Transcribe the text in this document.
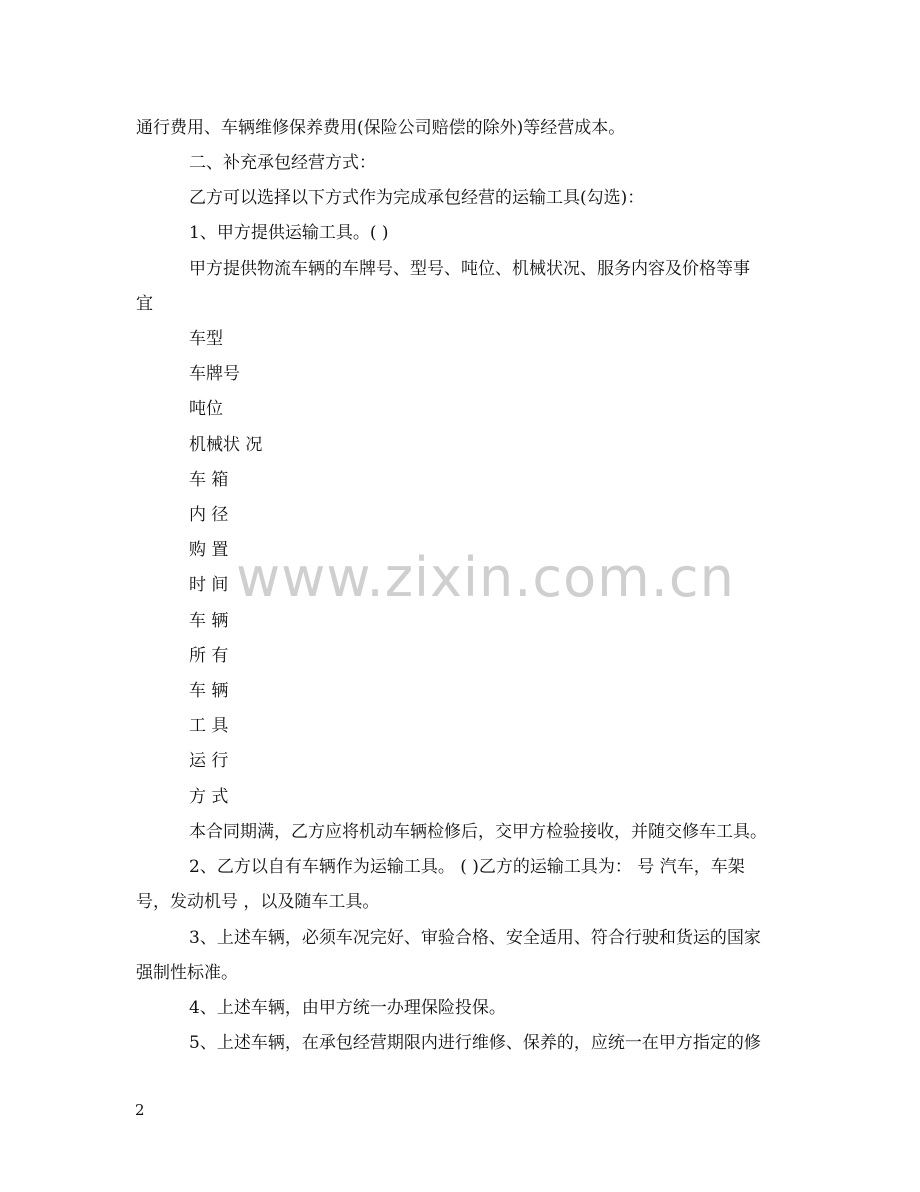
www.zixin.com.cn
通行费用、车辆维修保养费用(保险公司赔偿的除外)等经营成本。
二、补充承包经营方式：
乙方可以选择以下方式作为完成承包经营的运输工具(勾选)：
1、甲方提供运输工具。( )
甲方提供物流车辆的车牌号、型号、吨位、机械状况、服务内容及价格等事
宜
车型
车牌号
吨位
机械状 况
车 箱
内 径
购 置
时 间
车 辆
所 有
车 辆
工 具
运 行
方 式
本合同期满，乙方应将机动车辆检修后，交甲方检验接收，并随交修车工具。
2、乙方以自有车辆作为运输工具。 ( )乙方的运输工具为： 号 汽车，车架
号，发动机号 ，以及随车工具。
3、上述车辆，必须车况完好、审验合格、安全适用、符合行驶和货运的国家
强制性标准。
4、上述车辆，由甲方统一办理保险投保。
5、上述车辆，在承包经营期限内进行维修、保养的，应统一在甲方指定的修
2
.....
Copy all the entries word for word. Omit any pictures.

■ SOLUTION TO THE EXERCISE ■
Transcribe the text in this document.
www.zixin.com.cn
通行费用、车辆维修保养费用(保险公司赔偿的除外)等经营成本。
二、补充承包经营方式：
乙方可以选择以下方式作为完成承包经营的运输工具(勾选)：
1、甲方提供运输工具。( )
甲方提供物流车辆的车牌号、型号、吨位、机械状况、服务内容及价格等事
宜
车型
车牌号
吨位
机械状 况
车 箱
内 径
购 置
时 间
车 辆
所 有
车 辆
工 具
运 行
方 式
本合同期满，乙方应将机动车辆检修后，交甲方检验接收，并随交修车工具。
2、乙方以自有车辆作为运输工具。 ( )乙方的运输工具为： 号 汽车，车架
号，发动机号 ，以及随车工具。
3、上述车辆，必须车况完好、审验合格、安全适用、符合行驶和货运的国家
强制性标准。
4、上述车辆，由甲方统一办理保险投保。
5、上述车辆，在承包经营期限内进行维修、保养的，应统一在甲方指定的修
2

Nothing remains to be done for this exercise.